>> begin

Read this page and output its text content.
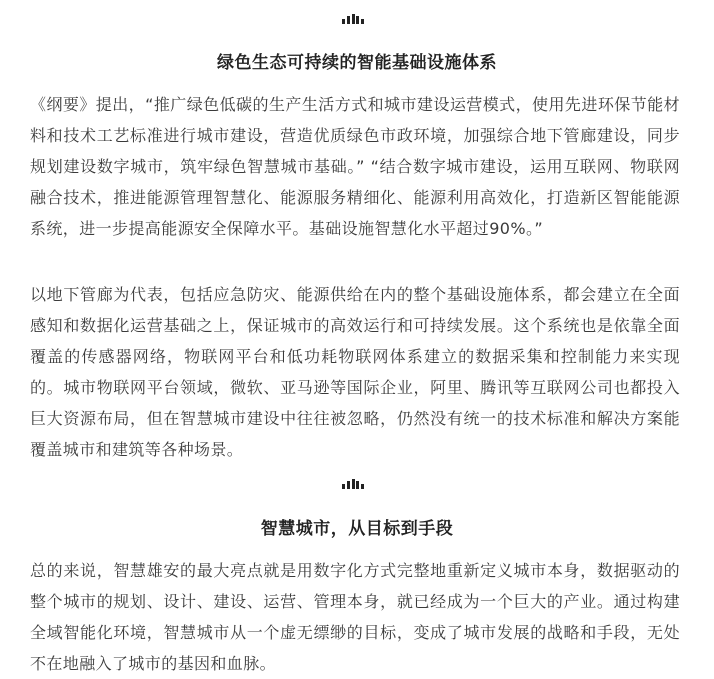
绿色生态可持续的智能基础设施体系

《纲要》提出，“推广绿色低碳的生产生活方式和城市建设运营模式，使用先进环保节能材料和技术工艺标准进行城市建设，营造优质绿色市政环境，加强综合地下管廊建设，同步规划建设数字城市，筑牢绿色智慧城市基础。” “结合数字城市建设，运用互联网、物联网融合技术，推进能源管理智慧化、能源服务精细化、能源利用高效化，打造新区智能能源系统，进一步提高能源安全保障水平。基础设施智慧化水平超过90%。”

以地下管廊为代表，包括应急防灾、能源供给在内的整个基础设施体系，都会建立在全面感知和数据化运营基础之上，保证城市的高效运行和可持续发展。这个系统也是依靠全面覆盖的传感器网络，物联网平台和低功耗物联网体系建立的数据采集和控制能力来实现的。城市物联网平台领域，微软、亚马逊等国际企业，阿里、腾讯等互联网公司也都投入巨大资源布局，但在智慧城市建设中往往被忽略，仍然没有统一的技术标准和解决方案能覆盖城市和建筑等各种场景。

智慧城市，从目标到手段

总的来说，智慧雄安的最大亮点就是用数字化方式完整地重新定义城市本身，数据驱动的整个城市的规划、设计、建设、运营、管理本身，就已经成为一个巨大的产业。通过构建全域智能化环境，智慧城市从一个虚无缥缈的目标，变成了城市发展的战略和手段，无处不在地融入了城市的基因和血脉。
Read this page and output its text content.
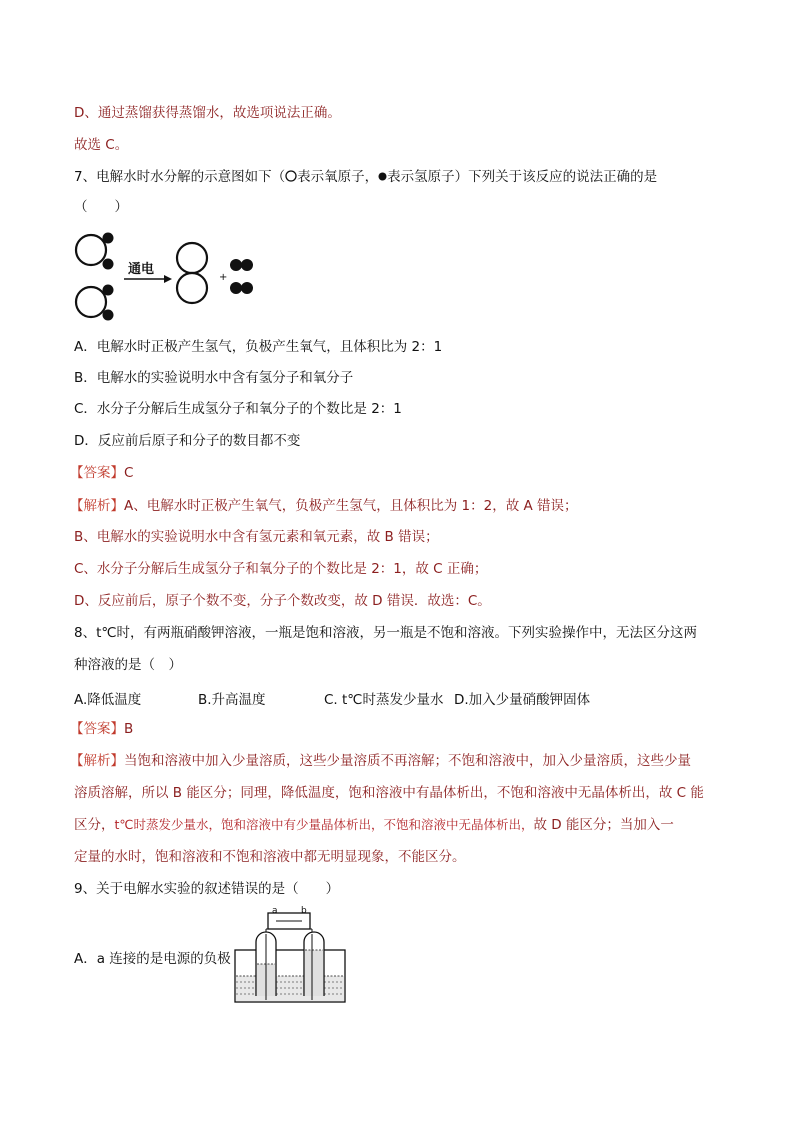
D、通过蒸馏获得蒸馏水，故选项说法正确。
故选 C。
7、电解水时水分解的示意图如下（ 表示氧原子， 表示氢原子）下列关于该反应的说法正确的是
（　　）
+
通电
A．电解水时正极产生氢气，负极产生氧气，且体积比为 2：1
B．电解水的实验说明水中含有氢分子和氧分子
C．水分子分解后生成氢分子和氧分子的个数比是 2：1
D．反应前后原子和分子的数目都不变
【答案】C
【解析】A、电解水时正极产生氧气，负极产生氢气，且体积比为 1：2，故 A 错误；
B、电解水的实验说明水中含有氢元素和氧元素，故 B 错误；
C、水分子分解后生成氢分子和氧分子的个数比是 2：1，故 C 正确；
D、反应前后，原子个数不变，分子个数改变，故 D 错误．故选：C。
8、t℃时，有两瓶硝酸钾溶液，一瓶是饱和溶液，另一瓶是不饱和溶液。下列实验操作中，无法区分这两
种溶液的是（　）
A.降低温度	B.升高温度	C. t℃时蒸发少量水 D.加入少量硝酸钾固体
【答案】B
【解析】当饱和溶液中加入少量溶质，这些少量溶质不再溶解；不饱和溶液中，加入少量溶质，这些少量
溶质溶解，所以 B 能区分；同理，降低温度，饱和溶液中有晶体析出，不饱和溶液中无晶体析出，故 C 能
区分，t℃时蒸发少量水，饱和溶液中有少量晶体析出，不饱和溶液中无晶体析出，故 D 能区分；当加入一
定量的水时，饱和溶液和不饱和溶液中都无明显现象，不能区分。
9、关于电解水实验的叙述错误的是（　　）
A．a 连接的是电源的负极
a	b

>> end

Work to do - Without including any picture, retype the entries exactly.

Answer to the exercise -
Read this page and output its text content.
绿色生态可持续的智能基础设施体系

《纲要》提出，“推广绿色低碳的生产生活方式和城市建设运营模式，使用先进环保节能材料和技术工艺标准进行城市建设，营造优质绿色市政环境，加强综合地下管廊建设，同步规划建设数字城市，筑牢绿色智慧城市基础。” “结合数字城市建设，运用互联网、物联网融合技术，推进能源管理智慧化、能源服务精细化、能源利用高效化，打造新区智能能源系统，进一步提高能源安全保障水平。基础设施智慧化水平超过90%。”

以地下管廊为代表，包括应急防灾、能源供给在内的整个基础设施体系，都会建立在全面感知和数据化运营基础之上，保证城市的高效运行和可持续发展。这个系统也是依靠全面覆盖的传感器网络，物联网平台和低功耗物联网体系建立的数据采集和控制能力来实现的。城市物联网平台领域，微软、亚马逊等国际企业，阿里、腾讯等互联网公司也都投入巨大资源布局，但在智慧城市建设中往往被忽略，仍然没有统一的技术标准和解决方案能覆盖城市和建筑等各种场景。

智慧城市，从目标到手段

总的来说，智慧雄安的最大亮点就是用数字化方式完整地重新定义城市本身，数据驱动的整个城市的规划、设计、建设、运营、管理本身，就已经成为一个巨大的产业。通过构建全域智能化环境，智慧城市从一个虚无缥缈的目标，变成了城市发展的战略和手段，无处不在地融入了城市的基因和血脉。
Read this page and output its text content.
D、通过蒸馏获得蒸馏水，故选项说法正确。
故选 C。
7、电解水时水分解的示意图如下（ 表示氧原子， 表示氢原子）下列关于该反应的说法正确的是
（　　）
+
通电
A．电解水时正极产生氢气，负极产生氧气，且体积比为 2：1
B．电解水的实验说明水中含有氢分子和氧分子
C．水分子分解后生成氢分子和氧分子的个数比是 2：1
D．反应前后原子和分子的数目都不变
【答案】C
【解析】A、电解水时正极产生氧气，负极产生氢气，且体积比为 1：2，故 A 错误；
B、电解水的实验说明水中含有氢元素和氧元素，故 B 错误；
C、水分子分解后生成氢分子和氧分子的个数比是 2：1，故 C 正确；
D、反应前后，原子个数不变，分子个数改变，故 D 错误．故选：C。
8、t℃时，有两瓶硝酸钾溶液，一瓶是饱和溶液，另一瓶是不饱和溶液。下列实验操作中，无法区分这两
种溶液的是（　）
A.降低温度	B.升高温度	C. t℃时蒸发少量水 D.加入少量硝酸钾固体
【答案】B
【解析】当饱和溶液中加入少量溶质，这些少量溶质不再溶解；不饱和溶液中，加入少量溶质，这些少量
溶质溶解，所以 B 能区分；同理，降低温度，饱和溶液中有晶体析出，不饱和溶液中无晶体析出，故 C 能
区分，t℃时蒸发少量水，饱和溶液中有少量晶体析出，不饱和溶液中无晶体析出，故 D 能区分；当加入一
定量的水时，饱和溶液和不饱和溶液中都无明显现象，不能区分。
9、关于电解水实验的叙述错误的是（　　）
A．a 连接的是电源的负极
a	b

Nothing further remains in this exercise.